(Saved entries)
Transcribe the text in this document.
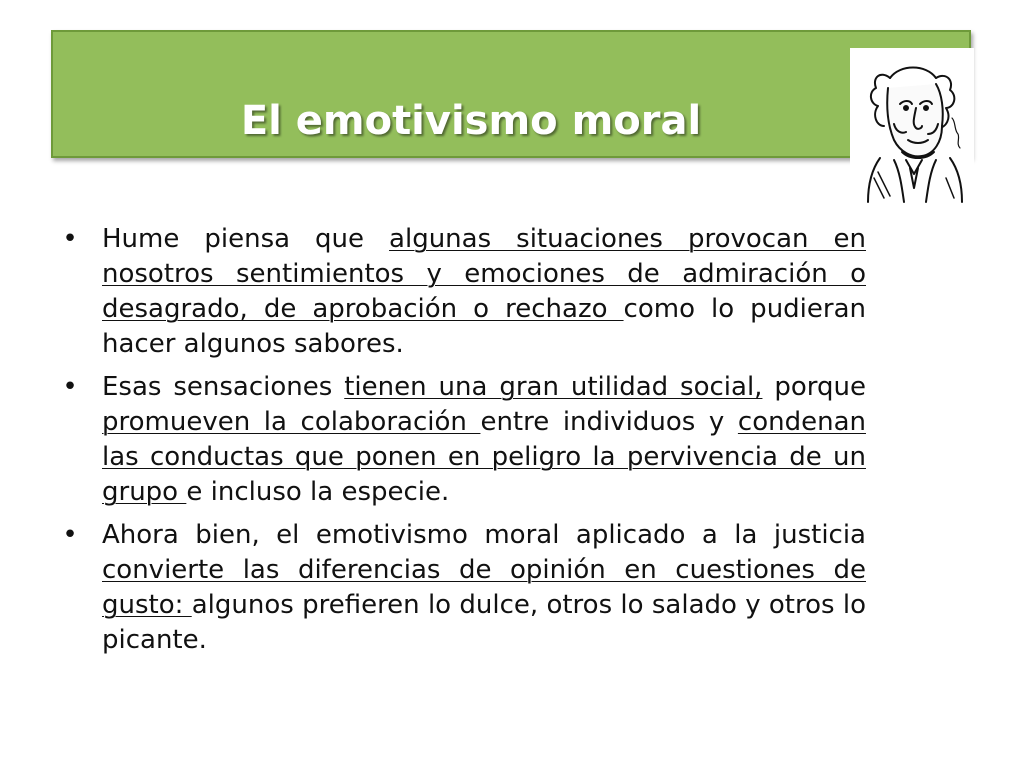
El emotivismo moral
• Hume piensa que algunas situaciones provocan en nosotros sentimientos y emociones de admiración o desagrado, de aprobación o rechazo como lo pudieran hacer algunos sabores.
• Esas sensaciones tienen una gran utilidad social, porque promueven la colaboración entre individuos y condenan las conductas que ponen en peligro la pervivencia de un grupo e incluso la especie.
• Ahora bien, el emotivismo moral aplicado a la justicia convierte las diferencias de opinión en cuestiones de gusto: algunos prefieren lo dulce, otros lo salado y otros lo picante.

■ **Aim**:
The entries above should be reproduced exactly, without their pictures.

■ **Solution for this exercise**:
Transcribe the text in this document.
El emotivismo moral
• Hume piensa que algunas situaciones provocan en nosotros sentimientos y emociones de admiración o desagrado, de aprobación o rechazo como lo pudieran hacer algunos sabores.
• Esas sensaciones tienen una gran utilidad social, porque promueven la colaboración entre individuos y condenan las conductas que ponen en peligro la pervivencia de un grupo e incluso la especie.
• Ahora bien, el emotivismo moral aplicado a la justicia convierte las diferencias de opinión en cuestiones de gusto: algunos prefieren lo dulce, otros lo salado y otros lo picante.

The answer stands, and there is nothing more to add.